Spec driven development (short) history

It's in the same spirit than TDD, BDD, meaning writing a form of spec before writing code.
Vibe coders
- realize that the hardest thing when working with an AI is to specify the intent.
- starts to put the specification in markdown format as a best practice, but no formal process.
AWS Kiro IDE first one to develop a standardized toolkit to write those specifications (Preview in July 2025 / GA in Nov 2025)
Github Speckit first tag Aug 22nd 2025, last release 0.0.90/on Dec 4th 2025

Spec driven development vs vibe coding

Why Vibe Coding Breaks at Scale

✔ Implicit instructions

Critical requirements live in prompts and conversations, not durable artifacts
Hard to review, govern, or reuse decisions

✔ Uncontrolled changes

Incomplete prompts lead to unintended features or wide code changes
High risk in large or legacy codebases

✔ Late risk discovery

Problems appear during implementation, when fixes are costly

Why Spec-Driven Development Scales

✔ Everything is written down

Requirements, constraints, and decisions are explicit documents
Instructions are reviewable, auditable, and reusable

✔ Stronger governance & transparency

Clear guardrails (constitution) and pre-code gates
Leadership can see intent, risk, and readiness early

✔ Controlled, predictable change

Specs, plans, and tasks bound scope and protect legacy systems
Issues are caught before code is written

Spec Driven development Flow

Constitution

Explanations

This is the always true part
This is where you put things like:
- “Don’t break existing behavior” / backwards compatibility expectations
- security constraints (no logging secrets, approved crypto libs only, etc.)
- testing requirements (unit tests required; integration tests for critical paths)
- coding standards (formatting, lint rules, typing)
- repo conventions (folder layout, naming, branching strategy)
- “No new dependencies without approval”
- “Prefer minimal diffs; refactor only when necessary to implement the task”
- Create a stable home for spec-kit artifacts, so they live with the code and evolve via PRs
You can also define some .md files like
- architecture.md
- stack.md
- testing.md
refer to it in the constitution in each feature like that

All specs/plans/tasks/implementation MUST conform to docs/architecture.md and docs/stack.md

Plans must start by restating relevant constraints from docs/architecture.md (only the relevant ones), not redefining the architecture

Prompt

/speckit.constitution

You are Spec Kit for a credit risk / trade credit insurance team. Establish the project constitution (non-negotiable rules) for this repo.

GOALS

Build a deterministic “Credit Limit Decision” service for underwriting support.
Every decision must be explainable (reason codes + human explanations) and auditable.

TECH STACK (fixed)

CHALLENGE 1:
Using the spec-driven development text, answer briefly:
(a) In what month and year did AWS Kiro IDE become generally available?
(b) Under "Late risk discovery," when do problems appear?
(c) Which step of the flow is described as "the always true part"?
CHALLENGE 2: Return, word for word, the part of the spec-driven development text that opens with the words containing "Plans must start" and closes with "explanations) and auditable.".
Rely only on the spec-driven development text, not on the data.

DATA LINES:
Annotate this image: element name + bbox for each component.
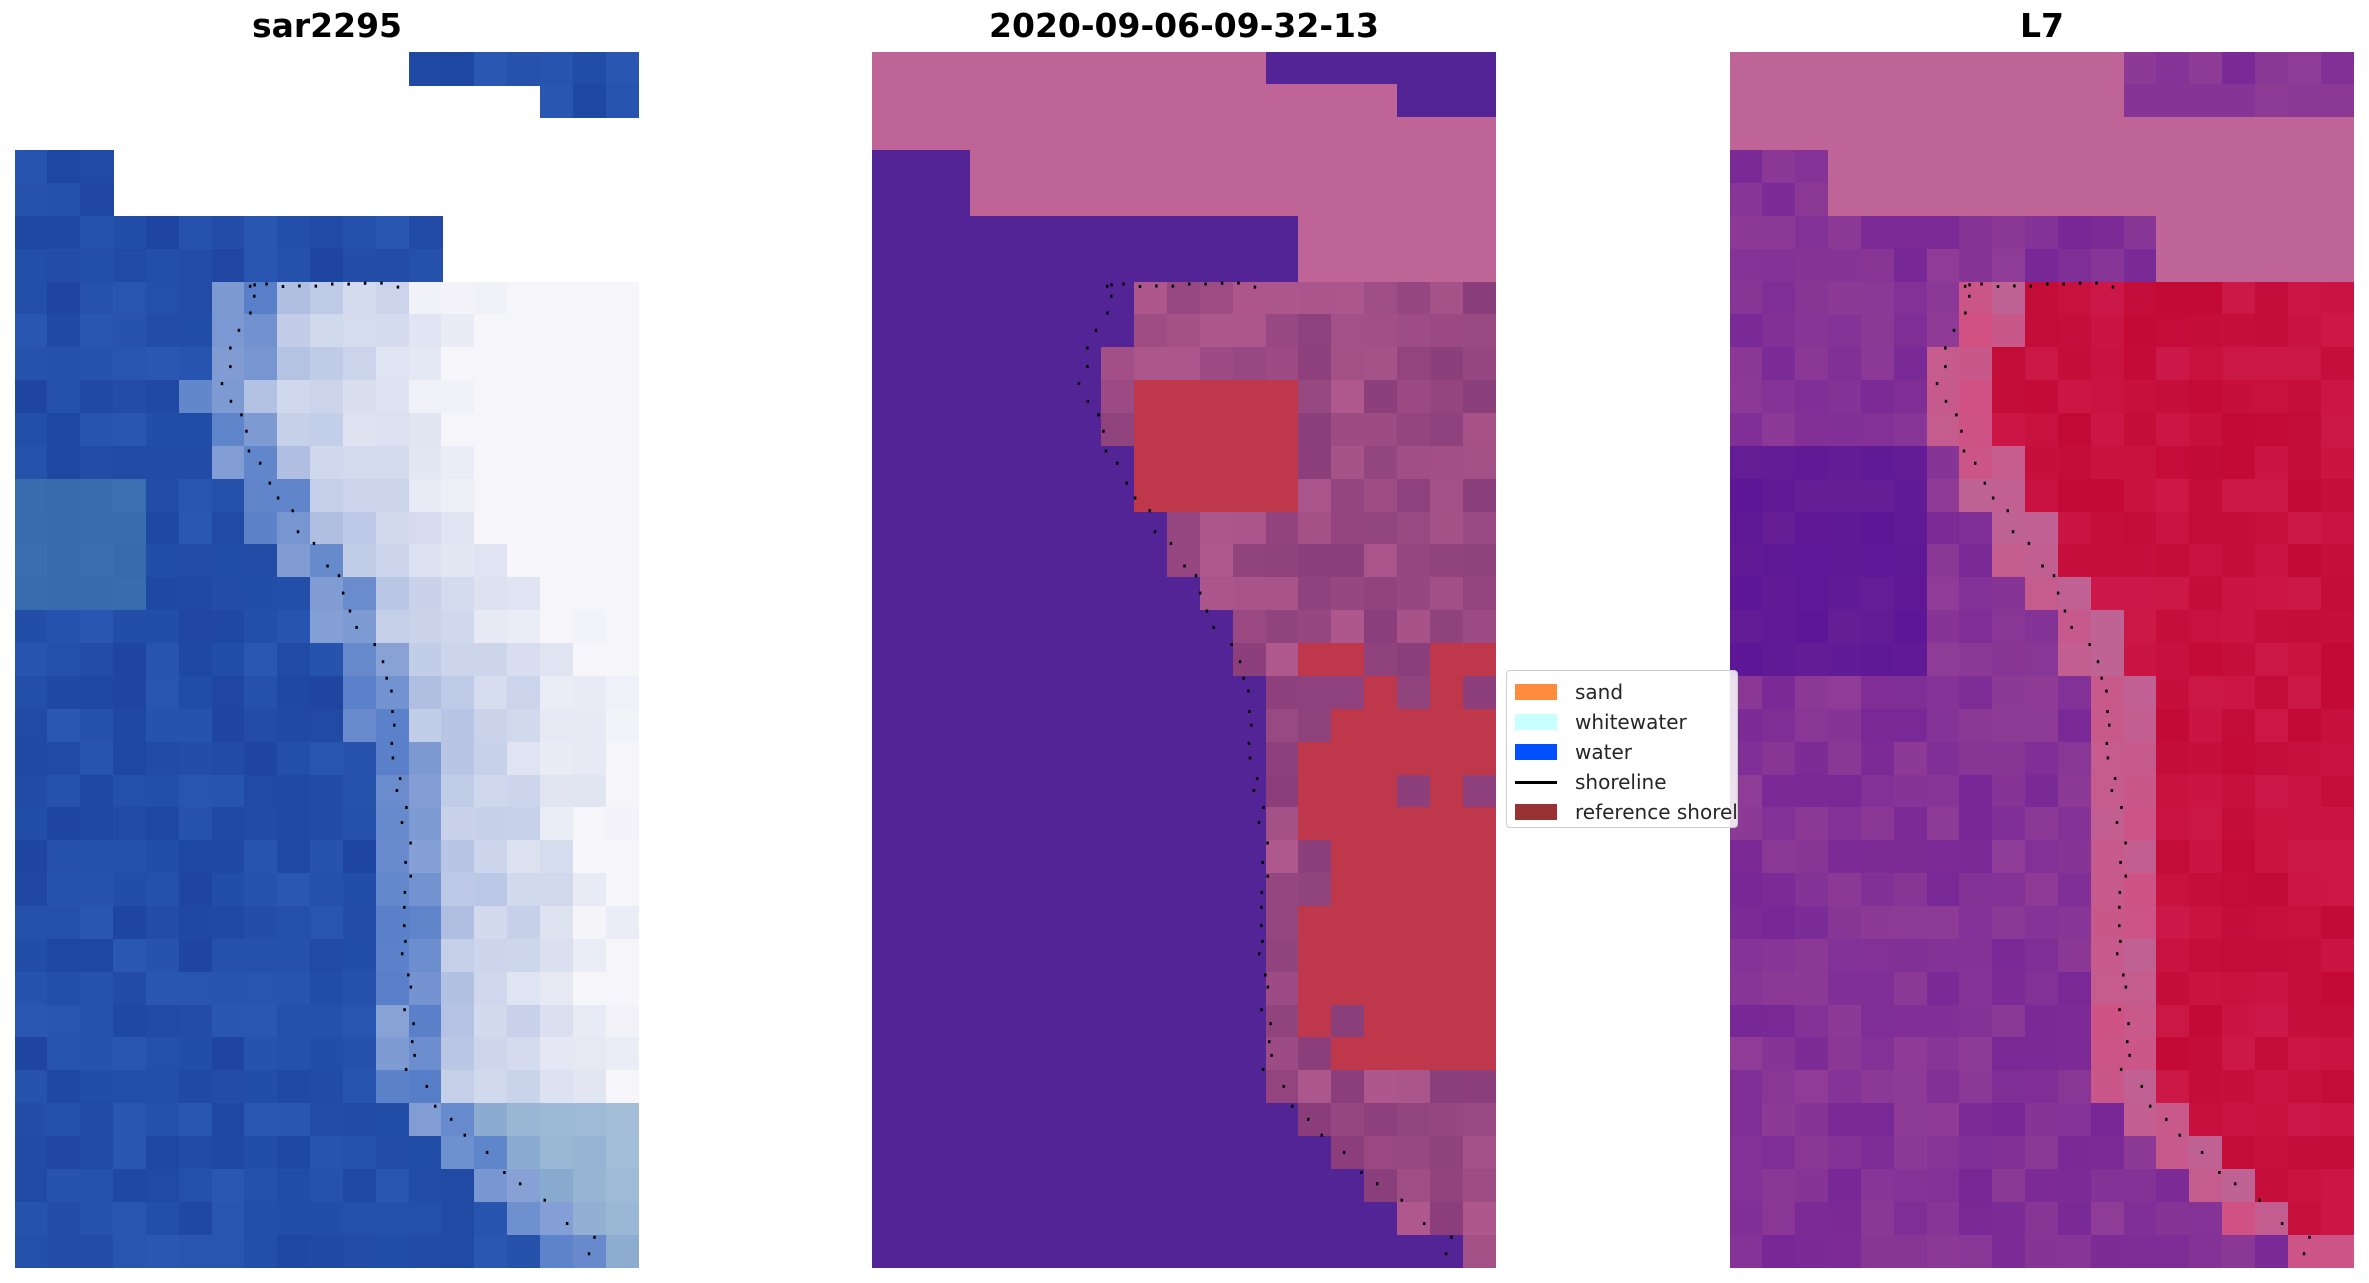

TASK SOLUTION 1:
(a) November 2025
(b) During implementation, when fixes are costly
(c) The Constitution

TASK SOLUTION 2:
Plans must start by restating relevant constraints from docs/architecture.md (only the relevant ones), not redefining the architecture

Prompt

/speckit.constitution

You are Spec Kit for a credit risk / trade credit insurance team. Establish the project constitution (non-negotiable rules) for this repo.

GOALS

Build a deterministic “Credit Limit Decision” service for underwriting support.
Every decision must be explainable (reason codes + human explanations) and auditable.